MATERIAL SHOWN:
• • • • •

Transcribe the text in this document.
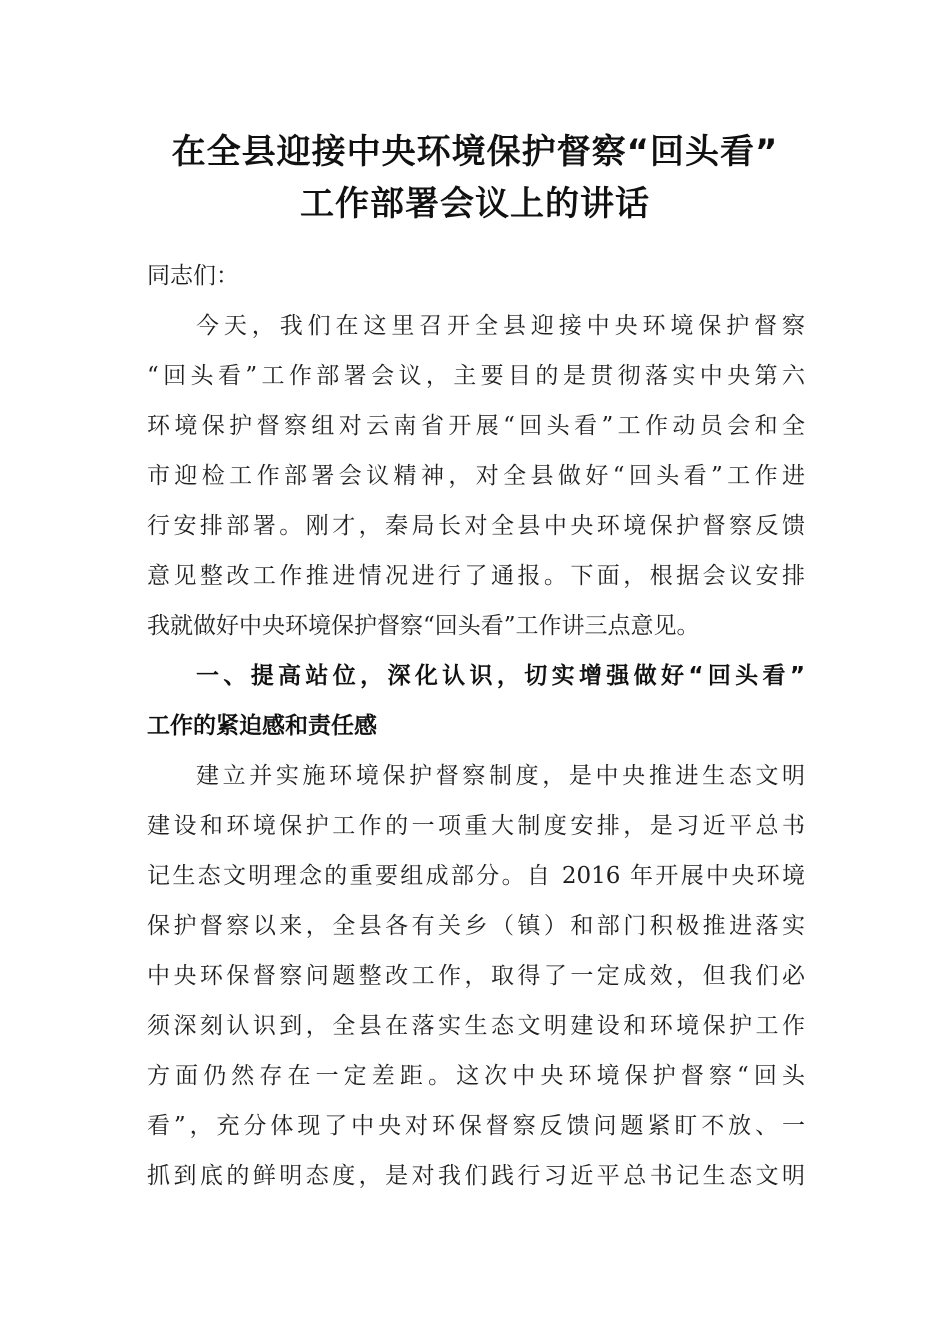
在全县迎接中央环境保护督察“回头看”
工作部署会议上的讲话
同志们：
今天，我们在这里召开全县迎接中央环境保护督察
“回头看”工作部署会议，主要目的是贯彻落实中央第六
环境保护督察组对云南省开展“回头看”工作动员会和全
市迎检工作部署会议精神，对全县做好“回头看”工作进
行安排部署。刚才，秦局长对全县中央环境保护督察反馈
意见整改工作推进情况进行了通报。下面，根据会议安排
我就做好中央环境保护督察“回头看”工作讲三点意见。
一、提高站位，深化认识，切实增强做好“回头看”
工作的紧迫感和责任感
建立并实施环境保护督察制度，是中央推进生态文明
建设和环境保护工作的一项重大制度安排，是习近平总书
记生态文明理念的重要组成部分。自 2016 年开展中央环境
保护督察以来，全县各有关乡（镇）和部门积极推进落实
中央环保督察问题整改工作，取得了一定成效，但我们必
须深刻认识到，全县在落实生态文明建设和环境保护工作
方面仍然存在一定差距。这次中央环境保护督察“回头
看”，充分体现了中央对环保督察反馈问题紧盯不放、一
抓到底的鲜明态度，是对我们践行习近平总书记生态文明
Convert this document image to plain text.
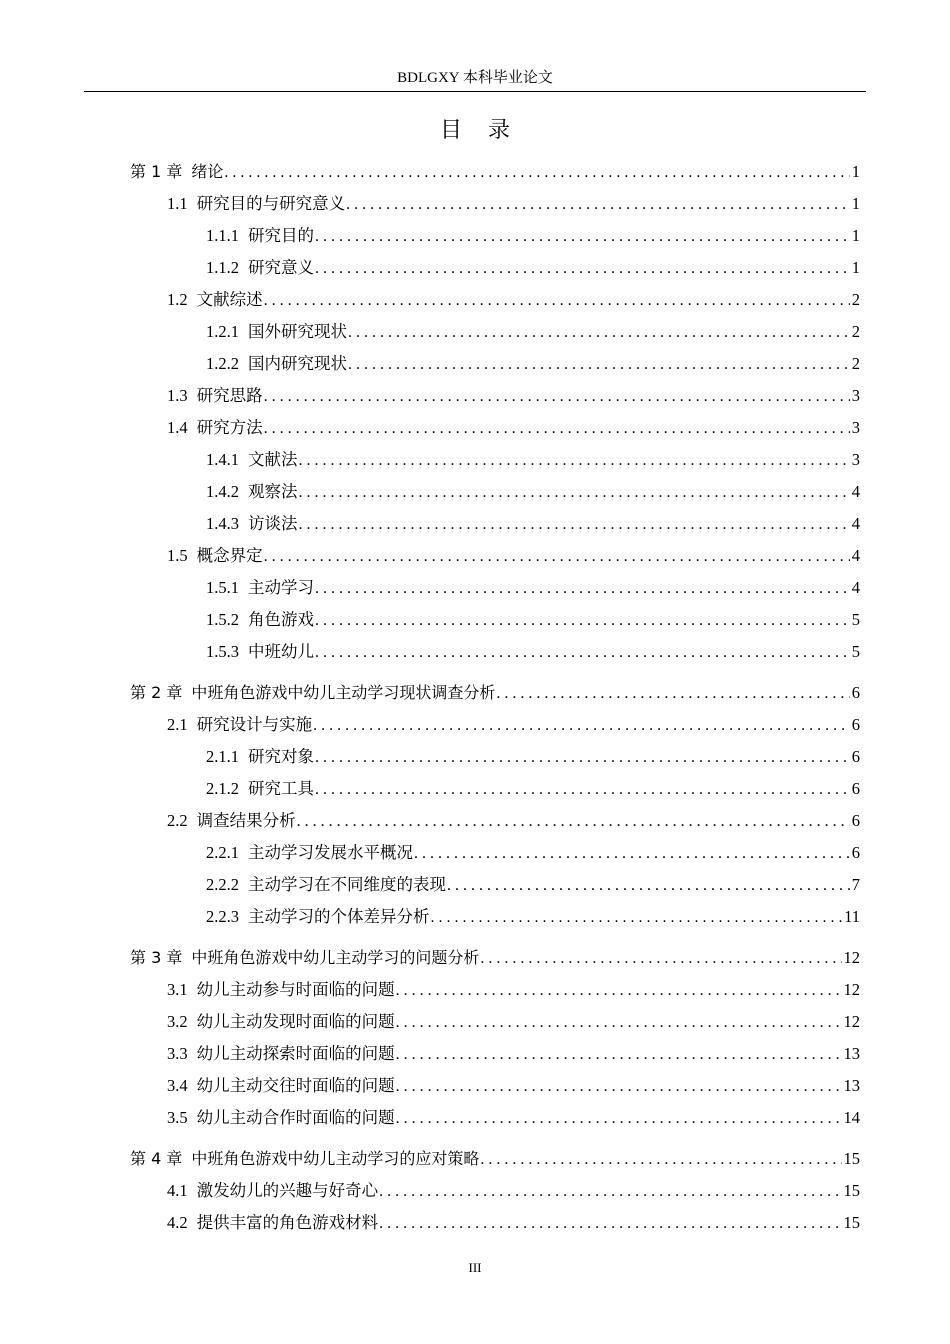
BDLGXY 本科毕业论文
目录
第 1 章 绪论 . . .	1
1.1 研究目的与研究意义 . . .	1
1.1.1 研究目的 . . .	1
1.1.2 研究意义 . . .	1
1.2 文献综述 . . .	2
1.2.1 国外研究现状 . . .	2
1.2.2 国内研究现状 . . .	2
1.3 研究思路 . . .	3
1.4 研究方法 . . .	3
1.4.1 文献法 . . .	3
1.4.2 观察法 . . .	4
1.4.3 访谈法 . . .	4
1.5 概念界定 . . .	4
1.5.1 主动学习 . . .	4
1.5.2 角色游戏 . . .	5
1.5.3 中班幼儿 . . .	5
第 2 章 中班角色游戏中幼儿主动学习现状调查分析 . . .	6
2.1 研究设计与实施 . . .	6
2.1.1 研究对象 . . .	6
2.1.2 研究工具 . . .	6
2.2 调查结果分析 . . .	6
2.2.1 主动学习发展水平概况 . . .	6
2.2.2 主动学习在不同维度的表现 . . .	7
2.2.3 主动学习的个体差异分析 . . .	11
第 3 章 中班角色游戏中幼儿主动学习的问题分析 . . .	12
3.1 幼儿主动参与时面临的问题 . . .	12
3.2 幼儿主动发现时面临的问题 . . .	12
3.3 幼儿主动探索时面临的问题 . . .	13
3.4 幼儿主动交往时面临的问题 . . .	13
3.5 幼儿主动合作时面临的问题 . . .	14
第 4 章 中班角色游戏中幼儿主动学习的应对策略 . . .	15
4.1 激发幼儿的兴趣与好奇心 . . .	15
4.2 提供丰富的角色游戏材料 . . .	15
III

• • • • •

WHAT THIS TASK INVOLVES: Images do not belong in the copy; reproduce all other parts of the records above verbatim.

THE RESPONSE:
Transcribe the text in this document.
在全县迎接中央环境保护督察“回头看”
工作部署会议上的讲话
同志们：
今天，我们在这里召开全县迎接中央环境保护督察
“回头看”工作部署会议，主要目的是贯彻落实中央第六
环境保护督察组对云南省开展“回头看”工作动员会和全
市迎检工作部署会议精神，对全县做好“回头看”工作进
行安排部署。刚才，秦局长对全县中央环境保护督察反馈
意见整改工作推进情况进行了通报。下面，根据会议安排
我就做好中央环境保护督察“回头看”工作讲三点意见。
一、提高站位，深化认识，切实增强做好“回头看”
工作的紧迫感和责任感
建立并实施环境保护督察制度，是中央推进生态文明
建设和环境保护工作的一项重大制度安排，是习近平总书
记生态文明理念的重要组成部分。自 2016 年开展中央环境
保护督察以来，全县各有关乡（镇）和部门积极推进落实
中央环保督察问题整改工作，取得了一定成效，但我们必
须深刻认识到，全县在落实生态文明建设和环境保护工作
方面仍然存在一定差距。这次中央环境保护督察“回头
看”，充分体现了中央对环保督察反馈问题紧盯不放、一
抓到底的鲜明态度，是对我们践行习近平总书记生态文明
Convert this document image to plain text.
BDLGXY 本科毕业论文
目录
第 1 章 绪论 . . .	1
1.1 研究目的与研究意义 . . .	1
1.1.1 研究目的 . . .	1
1.1.2 研究意义 . . .	1
1.2 文献综述 . . .	2
1.2.1 国外研究现状 . . .	2
1.2.2 国内研究现状 . . .	2
1.3 研究思路 . . .	3
1.4 研究方法 . . .	3
1.4.1 文献法 . . .	3
1.4.2 观察法 . . .	4
1.4.3 访谈法 . . .	4
1.5 概念界定 . . .	4
1.5.1 主动学习 . . .	4
1.5.2 角色游戏 . . .	5
1.5.3 中班幼儿 . . .	5
第 2 章 中班角色游戏中幼儿主动学习现状调查分析 . . .	6
2.1 研究设计与实施 . . .	6
2.1.1 研究对象 . . .	6
2.1.2 研究工具 . . .	6
2.2 调查结果分析 . . .	6
2.2.1 主动学习发展水平概况 . . .	6
2.2.2 主动学习在不同维度的表现 . . .	7
2.2.3 主动学习的个体差异分析 . . .	11
第 3 章 中班角色游戏中幼儿主动学习的问题分析 . . .	12
3.1 幼儿主动参与时面临的问题 . . .	12
3.2 幼儿主动发现时面临的问题 . . .	12
3.3 幼儿主动探索时面临的问题 . . .	13
3.4 幼儿主动交往时面临的问题 . . .	13
3.5 幼儿主动合作时面临的问题 . . .	14
第 4 章 中班角色游戏中幼儿主动学习的应对策略 . . .	15
4.1 激发幼儿的兴趣与好奇心 . . .	15
4.2 提供丰富的角色游戏材料 . . .	15
III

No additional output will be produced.